**WHAT IS BEING ASKED:** Reproduce the listing word for word. Skip any image.

Collected data:
━━━━━━━━━━━━━━━━━━━━

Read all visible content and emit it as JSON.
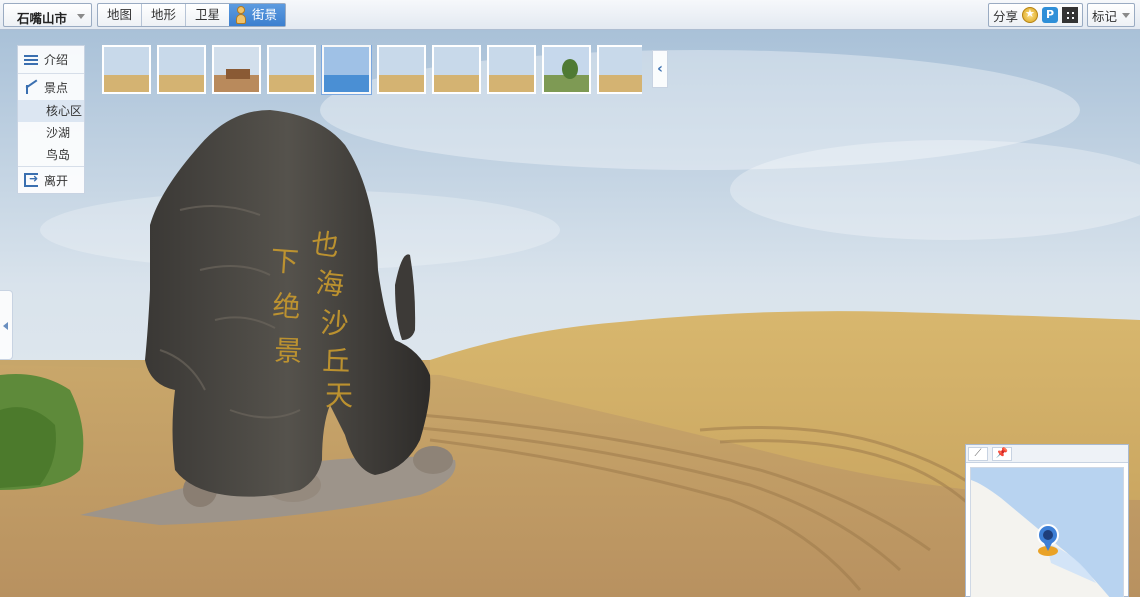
{
  "toolbar": {
    "city": "石嘴山市",
    "map_types": [
      {
        "label": "地图",
        "active": false
      },
      {
        "label": "地形",
        "active": false
      },
      {
        "label": "卫星",
        "active": false
      },
      {
        "label": "街景",
        "active": true
      }
    ],
    "share_label": "分享",
    "mark_label": "标记",
    "icons": [
      "favorite-icon",
      "panorama-p-icon",
      "qr-code-icon"
    ]
  },
  "side_panel": {
    "intro_label": "介绍",
    "spots_label": "景点",
    "spots": [
      {
        "label": "核心区",
        "selected": true
      },
      {
        "label": "沙湖",
        "selected": false
      },
      {
        "label": "鸟岛",
        "selected": false
      }
    ],
    "leave_label": "离开"
  },
  "thumbnails": {
    "count": 10,
    "active_index": 4,
    "scenes": [
      "sand",
      "sand",
      "building",
      "sand",
      "water",
      "sand",
      "sand",
      "sand",
      "trees",
      "sand"
    ]
  },
  "colors": {
    "accent": "#3c7fcf",
    "sky": "#b9d0e6",
    "sand": "#c9a55e",
    "water": "#b8d3f0"
  }
}
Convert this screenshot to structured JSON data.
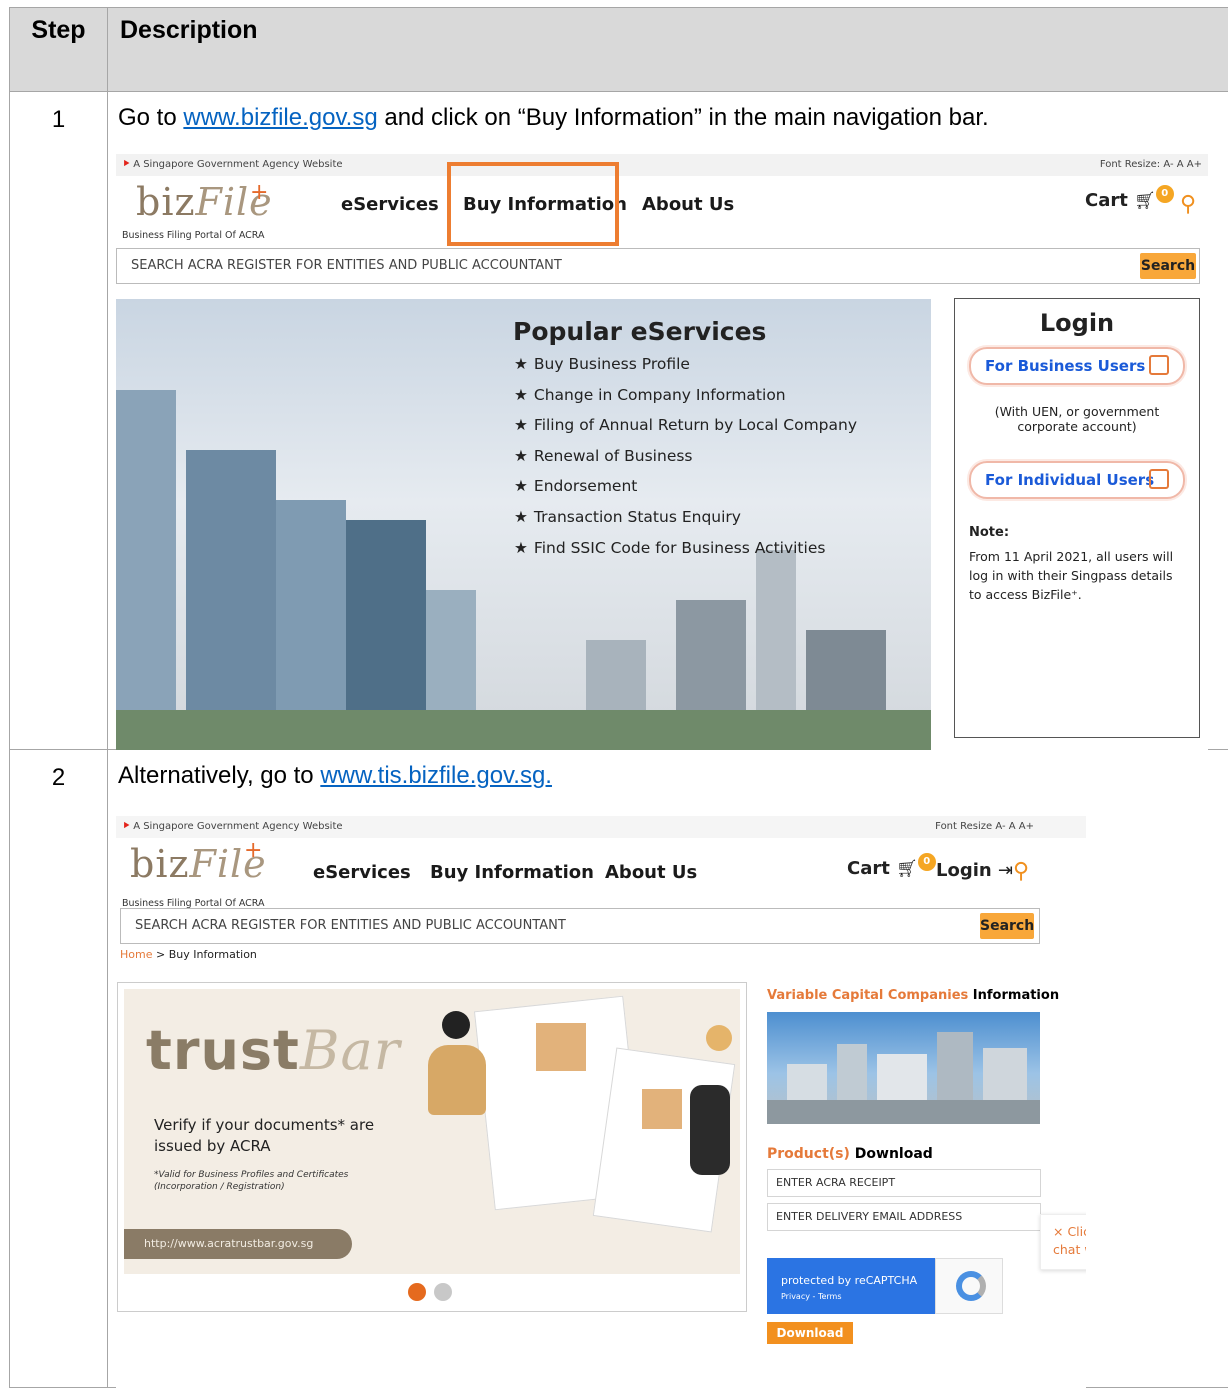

━━━━━━━━━━━━━━━━━━━━

**FINISHED ANSWER:**
Read all visible content and emit it as JSON.
{
  "toolbar": {
    "city": "石嘴山市",
    "map_types": [
      {
        "label": "地图",
        "active": false
      },
      {
        "label": "地形",
        "active": false
      },
      {
        "label": "卫星",
        "active": false
      },
      {
        "label": "街景",
        "active": true
      }
    ],
    "share_label": "分享",
    "mark_label": "标记",
    "icons": [
      "favorite-icon",
      "panorama-p-icon",
      "qr-code-icon"
    ]
  },
  "side_panel": {
    "intro_label": "介绍",
    "spots_label": "景点",
    "spots": [
      {
        "label": "核心区",
        "selected": true
      },
      {
        "label": "沙湖",
        "selected": false
      },
      {
        "label": "鸟岛",
        "selected": false
      }
    ],
    "leave_label": "离开"
  },
  "thumbnails": {
    "count": 10,
    "active_index": 4,
    "scenes": [
      "sand",
      "sand",
      "building",
      "sand",
      "water",
      "sand",
      "sand",
      "sand",
      "trees",
      "sand"
    ]
  },
  "colors": {
    "accent": "#3c7fcf",
    "sky": "#b9d0e6",
    "sand": "#c9a55e",
    "water": "#b8d3f0"
  }
}
Convert this screenshot to structured JSON data.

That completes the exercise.